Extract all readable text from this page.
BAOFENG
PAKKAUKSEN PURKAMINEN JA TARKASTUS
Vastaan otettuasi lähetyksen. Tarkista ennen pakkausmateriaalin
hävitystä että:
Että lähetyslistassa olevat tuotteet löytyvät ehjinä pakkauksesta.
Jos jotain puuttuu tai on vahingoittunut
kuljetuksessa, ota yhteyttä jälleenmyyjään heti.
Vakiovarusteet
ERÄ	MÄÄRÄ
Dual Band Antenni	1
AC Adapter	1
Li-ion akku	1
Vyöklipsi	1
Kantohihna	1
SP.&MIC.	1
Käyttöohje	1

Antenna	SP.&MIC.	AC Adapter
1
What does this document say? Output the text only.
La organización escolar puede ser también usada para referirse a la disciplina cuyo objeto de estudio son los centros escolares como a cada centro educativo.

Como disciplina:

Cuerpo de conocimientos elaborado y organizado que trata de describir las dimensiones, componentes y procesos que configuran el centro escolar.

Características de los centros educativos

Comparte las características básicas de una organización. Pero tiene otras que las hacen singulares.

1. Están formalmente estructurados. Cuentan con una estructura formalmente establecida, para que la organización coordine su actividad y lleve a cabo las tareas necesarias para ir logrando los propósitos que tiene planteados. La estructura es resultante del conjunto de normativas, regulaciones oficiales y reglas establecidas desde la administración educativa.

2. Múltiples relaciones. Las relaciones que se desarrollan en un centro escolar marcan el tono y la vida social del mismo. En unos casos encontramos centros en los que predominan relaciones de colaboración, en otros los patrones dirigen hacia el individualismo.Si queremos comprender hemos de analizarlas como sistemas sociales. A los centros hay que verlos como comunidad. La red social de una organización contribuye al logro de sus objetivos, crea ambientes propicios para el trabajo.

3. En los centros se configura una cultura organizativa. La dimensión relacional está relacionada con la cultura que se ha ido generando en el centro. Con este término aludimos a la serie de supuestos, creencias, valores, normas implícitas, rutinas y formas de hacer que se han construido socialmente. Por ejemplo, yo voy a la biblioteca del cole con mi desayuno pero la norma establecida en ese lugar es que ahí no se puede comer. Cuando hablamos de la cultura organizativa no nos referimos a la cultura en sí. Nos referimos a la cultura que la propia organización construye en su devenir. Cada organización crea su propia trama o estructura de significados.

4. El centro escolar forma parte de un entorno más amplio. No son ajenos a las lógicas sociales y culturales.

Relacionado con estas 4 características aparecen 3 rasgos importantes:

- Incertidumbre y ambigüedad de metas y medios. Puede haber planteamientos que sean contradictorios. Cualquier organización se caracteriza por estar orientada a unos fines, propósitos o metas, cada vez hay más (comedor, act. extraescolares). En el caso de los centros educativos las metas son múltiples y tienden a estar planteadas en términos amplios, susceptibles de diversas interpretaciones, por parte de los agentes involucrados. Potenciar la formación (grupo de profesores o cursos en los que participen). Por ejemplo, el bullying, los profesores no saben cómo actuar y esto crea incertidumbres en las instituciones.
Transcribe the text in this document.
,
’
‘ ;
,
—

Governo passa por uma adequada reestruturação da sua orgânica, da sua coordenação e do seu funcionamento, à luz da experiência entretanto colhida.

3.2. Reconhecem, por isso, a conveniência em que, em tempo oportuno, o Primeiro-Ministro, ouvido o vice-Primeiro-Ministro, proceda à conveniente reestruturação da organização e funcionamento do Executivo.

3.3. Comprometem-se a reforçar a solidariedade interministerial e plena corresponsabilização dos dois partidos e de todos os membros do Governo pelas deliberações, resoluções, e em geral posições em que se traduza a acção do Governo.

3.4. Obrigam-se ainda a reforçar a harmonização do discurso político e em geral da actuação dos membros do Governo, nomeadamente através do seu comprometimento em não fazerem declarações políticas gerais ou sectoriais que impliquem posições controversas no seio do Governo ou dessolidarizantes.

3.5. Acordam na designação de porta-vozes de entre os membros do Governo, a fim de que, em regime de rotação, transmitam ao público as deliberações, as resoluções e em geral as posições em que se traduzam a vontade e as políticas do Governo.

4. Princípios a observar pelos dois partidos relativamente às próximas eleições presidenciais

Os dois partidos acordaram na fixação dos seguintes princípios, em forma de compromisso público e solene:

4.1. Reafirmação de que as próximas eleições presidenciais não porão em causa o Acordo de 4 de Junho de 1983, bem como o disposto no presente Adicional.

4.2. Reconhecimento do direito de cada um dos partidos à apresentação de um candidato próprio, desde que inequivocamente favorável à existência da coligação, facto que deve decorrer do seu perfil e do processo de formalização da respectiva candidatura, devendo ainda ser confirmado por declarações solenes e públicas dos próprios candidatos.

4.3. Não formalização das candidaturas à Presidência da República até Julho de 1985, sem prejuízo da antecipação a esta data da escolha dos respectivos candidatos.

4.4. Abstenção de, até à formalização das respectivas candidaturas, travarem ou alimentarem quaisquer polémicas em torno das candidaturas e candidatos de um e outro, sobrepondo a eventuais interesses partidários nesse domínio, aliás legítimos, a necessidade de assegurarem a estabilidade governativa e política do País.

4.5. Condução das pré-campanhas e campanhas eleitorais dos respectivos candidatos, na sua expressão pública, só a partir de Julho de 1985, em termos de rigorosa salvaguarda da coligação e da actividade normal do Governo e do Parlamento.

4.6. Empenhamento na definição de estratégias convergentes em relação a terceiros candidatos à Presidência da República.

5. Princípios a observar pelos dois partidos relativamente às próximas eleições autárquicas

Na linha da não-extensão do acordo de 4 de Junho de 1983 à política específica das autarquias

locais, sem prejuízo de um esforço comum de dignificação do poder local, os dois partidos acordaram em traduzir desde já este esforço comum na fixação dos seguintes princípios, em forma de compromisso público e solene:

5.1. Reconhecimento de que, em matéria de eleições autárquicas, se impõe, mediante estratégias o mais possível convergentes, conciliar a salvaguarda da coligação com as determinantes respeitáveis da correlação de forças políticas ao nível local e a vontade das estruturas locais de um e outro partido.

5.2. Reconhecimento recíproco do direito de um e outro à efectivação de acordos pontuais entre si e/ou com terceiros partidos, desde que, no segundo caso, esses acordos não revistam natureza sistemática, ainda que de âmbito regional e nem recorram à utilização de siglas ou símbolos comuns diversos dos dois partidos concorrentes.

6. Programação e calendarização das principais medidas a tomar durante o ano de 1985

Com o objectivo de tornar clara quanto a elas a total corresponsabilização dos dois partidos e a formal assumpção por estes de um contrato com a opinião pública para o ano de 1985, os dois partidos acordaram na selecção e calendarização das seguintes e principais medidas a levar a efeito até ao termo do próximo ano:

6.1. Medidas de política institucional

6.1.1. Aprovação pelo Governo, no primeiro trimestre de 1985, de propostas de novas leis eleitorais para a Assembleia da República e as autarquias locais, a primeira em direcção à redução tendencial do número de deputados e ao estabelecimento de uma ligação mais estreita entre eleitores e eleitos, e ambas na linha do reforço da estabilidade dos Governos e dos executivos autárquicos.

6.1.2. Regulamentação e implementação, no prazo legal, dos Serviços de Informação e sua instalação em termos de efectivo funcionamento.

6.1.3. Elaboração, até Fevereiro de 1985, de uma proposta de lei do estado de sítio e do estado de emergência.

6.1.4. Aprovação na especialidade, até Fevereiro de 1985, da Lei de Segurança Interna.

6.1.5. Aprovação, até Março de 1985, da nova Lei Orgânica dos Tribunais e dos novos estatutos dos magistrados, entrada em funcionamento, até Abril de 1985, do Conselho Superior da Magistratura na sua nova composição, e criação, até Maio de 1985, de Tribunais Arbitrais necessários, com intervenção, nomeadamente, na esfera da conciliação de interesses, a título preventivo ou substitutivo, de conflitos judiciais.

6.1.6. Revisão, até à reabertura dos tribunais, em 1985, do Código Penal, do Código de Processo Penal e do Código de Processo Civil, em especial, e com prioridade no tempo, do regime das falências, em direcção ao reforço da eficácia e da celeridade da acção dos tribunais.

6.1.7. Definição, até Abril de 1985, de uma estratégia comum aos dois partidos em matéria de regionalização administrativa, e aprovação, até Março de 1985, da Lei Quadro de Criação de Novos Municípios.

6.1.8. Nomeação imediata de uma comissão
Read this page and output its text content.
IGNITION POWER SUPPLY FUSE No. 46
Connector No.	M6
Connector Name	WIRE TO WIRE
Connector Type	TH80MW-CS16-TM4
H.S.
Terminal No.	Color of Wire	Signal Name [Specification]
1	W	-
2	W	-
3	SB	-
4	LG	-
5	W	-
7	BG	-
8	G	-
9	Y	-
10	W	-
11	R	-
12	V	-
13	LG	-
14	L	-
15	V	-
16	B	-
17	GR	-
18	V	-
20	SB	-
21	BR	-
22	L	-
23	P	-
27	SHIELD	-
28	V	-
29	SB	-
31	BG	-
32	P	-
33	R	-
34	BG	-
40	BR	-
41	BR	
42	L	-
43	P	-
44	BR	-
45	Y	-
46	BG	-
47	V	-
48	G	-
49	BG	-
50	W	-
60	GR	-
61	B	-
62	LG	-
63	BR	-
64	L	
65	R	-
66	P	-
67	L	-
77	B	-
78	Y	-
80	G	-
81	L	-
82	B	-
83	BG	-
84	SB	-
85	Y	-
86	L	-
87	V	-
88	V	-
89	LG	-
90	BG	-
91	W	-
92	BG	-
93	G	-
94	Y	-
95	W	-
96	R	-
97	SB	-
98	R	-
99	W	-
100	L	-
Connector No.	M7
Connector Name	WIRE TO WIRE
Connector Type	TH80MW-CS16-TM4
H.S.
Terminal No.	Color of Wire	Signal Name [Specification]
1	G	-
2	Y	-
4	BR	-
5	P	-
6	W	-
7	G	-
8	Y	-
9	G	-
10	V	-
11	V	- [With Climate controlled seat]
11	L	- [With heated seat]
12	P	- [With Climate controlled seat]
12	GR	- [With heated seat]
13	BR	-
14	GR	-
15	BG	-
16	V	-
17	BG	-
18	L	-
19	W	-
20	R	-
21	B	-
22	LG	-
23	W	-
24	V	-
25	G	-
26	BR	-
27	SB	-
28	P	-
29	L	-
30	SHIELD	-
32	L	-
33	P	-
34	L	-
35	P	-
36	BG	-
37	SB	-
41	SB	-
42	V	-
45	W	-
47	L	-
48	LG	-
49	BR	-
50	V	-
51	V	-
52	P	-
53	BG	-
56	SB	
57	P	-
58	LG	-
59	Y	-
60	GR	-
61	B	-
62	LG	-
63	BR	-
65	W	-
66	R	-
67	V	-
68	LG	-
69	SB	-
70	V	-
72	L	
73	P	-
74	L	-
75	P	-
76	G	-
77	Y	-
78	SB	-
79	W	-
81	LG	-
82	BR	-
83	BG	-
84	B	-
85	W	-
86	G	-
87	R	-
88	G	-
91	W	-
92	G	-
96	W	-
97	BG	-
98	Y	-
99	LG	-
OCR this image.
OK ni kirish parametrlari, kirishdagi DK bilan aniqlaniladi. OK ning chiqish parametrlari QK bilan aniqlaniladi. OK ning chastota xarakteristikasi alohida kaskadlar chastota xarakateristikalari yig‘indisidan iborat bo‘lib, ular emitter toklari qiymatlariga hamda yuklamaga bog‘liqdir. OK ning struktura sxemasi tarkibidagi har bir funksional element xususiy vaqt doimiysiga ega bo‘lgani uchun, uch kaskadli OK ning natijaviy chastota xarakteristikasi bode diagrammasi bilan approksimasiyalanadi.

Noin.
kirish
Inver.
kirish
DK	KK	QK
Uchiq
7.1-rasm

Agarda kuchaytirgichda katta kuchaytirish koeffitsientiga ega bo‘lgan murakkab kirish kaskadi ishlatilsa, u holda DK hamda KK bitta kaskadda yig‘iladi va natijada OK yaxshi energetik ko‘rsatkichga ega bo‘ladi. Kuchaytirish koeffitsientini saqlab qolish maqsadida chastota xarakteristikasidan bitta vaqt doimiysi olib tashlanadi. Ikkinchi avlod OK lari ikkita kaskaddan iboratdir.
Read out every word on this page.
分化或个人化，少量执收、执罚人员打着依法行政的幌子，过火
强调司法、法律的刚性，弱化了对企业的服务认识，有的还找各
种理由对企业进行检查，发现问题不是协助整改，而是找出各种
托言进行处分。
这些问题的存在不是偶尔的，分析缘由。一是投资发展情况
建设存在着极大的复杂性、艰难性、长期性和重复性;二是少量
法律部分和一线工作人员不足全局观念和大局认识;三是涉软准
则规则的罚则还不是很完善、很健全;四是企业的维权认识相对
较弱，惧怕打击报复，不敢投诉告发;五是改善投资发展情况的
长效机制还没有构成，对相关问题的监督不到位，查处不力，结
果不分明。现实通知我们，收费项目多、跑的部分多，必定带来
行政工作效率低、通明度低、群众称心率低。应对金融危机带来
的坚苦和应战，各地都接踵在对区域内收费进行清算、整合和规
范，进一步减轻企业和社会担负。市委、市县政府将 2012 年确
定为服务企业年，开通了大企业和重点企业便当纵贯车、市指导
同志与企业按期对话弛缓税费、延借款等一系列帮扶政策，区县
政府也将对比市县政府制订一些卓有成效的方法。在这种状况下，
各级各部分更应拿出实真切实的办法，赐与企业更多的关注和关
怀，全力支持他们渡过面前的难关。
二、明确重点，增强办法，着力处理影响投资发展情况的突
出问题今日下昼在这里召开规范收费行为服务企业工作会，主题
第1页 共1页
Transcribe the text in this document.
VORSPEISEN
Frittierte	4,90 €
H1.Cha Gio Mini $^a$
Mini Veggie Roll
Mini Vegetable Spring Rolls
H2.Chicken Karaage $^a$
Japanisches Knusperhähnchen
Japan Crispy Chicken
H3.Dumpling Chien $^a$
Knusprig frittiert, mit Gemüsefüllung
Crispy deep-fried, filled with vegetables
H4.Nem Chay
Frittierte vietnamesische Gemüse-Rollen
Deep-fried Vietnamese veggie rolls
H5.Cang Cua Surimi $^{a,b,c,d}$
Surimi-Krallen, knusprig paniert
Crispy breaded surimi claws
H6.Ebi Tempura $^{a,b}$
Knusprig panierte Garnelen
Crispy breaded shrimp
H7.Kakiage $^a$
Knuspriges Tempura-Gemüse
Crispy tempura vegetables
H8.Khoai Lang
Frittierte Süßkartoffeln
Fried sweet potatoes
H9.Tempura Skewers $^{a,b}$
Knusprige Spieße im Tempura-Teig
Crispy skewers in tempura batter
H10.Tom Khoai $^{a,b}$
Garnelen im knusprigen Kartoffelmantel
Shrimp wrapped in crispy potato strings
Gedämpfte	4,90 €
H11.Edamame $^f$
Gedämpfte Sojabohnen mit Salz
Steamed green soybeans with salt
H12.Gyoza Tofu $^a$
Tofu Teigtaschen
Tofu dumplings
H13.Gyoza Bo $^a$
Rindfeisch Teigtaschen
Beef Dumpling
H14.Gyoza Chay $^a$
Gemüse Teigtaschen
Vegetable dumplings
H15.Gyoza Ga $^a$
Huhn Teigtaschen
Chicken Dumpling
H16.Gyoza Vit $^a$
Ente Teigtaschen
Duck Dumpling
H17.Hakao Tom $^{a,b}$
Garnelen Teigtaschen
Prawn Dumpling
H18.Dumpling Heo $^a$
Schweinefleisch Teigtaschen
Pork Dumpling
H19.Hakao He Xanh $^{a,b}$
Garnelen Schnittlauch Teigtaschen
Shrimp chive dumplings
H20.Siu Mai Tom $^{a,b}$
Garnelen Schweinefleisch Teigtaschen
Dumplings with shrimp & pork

**REQUIREMENTS**
Select and copy every line of the listing with the word "tempo".

**ANSWER FOR THE TASK**
3.2. Reconhecem, por isso, a conveniência em que, em tempo oportuno, o Primeiro-Ministro, ouvido o vice-Primeiro-Ministro, proceda à conveniente reestruturação da organização e funcionamento do Executivo.
6.1.6. Revisão, até à reabertura dos tribunais, em 1985, do Código Penal, do Código de Processo Penal e do Código de Processo Civil, em especial, e com prioridade no tempo, do regime das falências, em direcção ao reforço da eficácia e da celeridade da acção dos tribunais.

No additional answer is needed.